-- Begin Data to use --

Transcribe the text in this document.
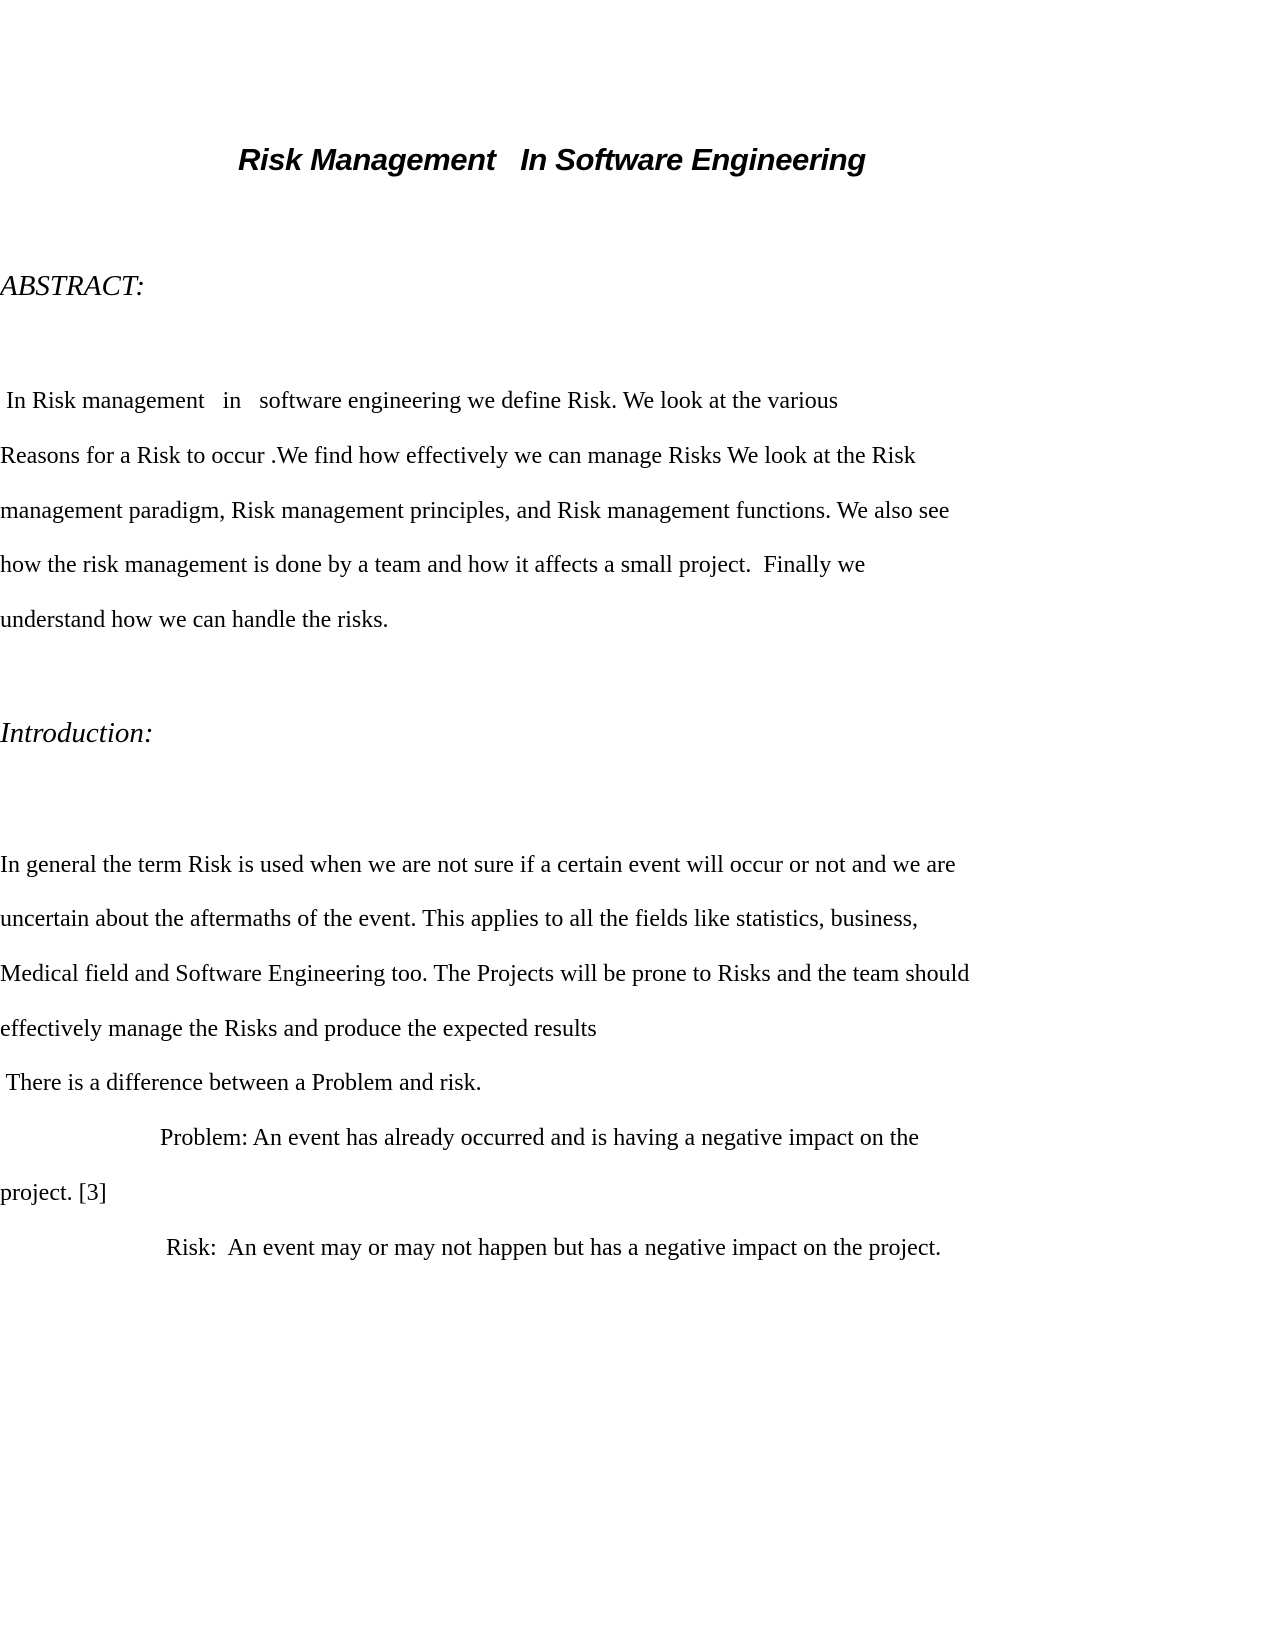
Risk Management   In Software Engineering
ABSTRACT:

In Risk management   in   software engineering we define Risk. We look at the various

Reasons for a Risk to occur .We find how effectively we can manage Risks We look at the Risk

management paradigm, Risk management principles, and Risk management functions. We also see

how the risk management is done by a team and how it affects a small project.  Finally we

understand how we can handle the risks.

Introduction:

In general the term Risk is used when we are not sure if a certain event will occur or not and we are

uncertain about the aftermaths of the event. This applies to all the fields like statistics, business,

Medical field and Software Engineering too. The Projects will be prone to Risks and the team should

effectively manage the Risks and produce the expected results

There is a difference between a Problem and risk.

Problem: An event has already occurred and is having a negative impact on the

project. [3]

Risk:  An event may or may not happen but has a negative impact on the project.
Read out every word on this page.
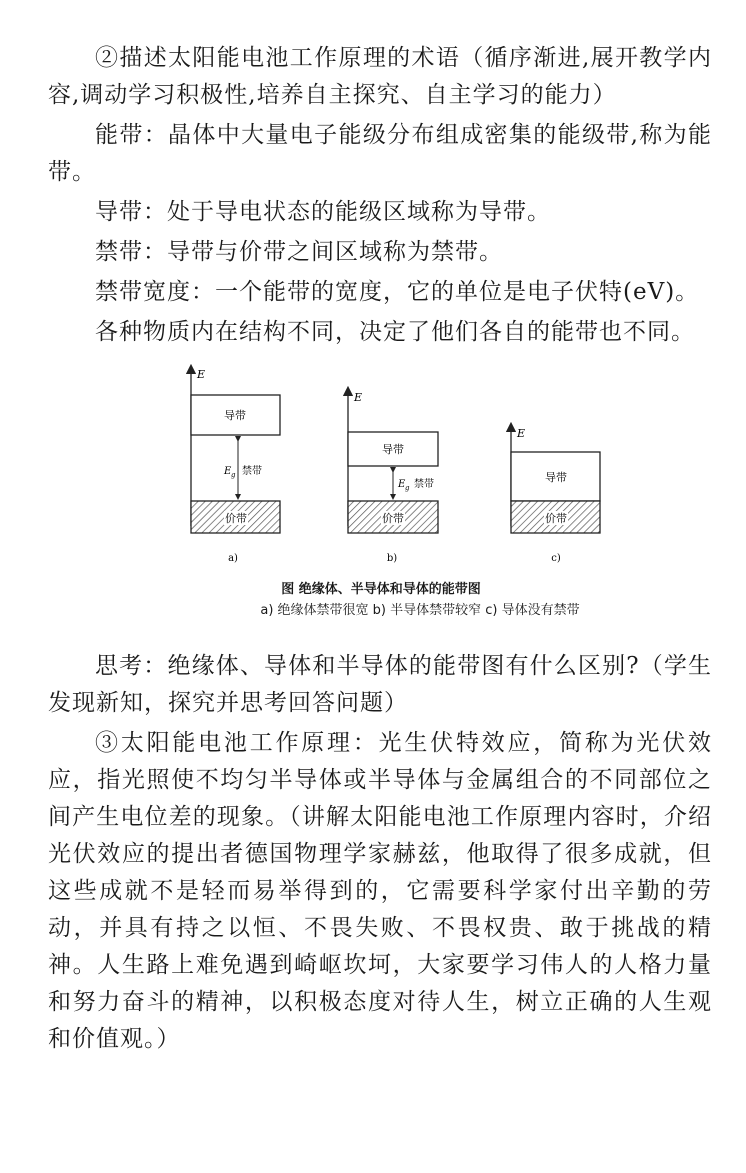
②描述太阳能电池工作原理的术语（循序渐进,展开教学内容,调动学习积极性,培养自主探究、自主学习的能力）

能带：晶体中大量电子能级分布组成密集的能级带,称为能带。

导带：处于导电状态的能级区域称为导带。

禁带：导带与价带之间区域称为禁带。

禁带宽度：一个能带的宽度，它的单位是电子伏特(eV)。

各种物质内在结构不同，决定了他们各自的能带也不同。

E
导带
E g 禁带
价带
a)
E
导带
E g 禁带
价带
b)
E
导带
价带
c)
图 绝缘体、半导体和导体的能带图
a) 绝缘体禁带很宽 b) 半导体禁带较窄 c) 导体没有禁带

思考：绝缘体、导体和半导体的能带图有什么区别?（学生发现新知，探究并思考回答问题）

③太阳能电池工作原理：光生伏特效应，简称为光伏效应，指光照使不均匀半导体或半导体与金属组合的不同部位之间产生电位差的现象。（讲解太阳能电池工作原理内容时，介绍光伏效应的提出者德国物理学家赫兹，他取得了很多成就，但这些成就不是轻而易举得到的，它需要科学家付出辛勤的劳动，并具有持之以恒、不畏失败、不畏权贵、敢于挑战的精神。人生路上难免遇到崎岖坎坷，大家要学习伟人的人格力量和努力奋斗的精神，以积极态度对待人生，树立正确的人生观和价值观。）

-- End Data to use --
-- Begin Data to use --

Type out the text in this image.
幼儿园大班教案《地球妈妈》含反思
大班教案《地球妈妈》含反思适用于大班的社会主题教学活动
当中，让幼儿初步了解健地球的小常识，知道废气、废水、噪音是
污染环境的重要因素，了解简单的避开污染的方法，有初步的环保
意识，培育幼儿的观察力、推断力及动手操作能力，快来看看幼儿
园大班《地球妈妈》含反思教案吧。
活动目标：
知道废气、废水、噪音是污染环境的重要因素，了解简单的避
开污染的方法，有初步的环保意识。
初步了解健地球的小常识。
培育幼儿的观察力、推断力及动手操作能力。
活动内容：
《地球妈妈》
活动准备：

-- End Data to use --

**What is expected:** Read through the lines above and collect those that contain the string "team".

**Exercise output:**
how the risk management is done by a team and how it affects a small project.  Finally we
Medical field and Software Engineering too. The Projects will be prone to Risks and the team should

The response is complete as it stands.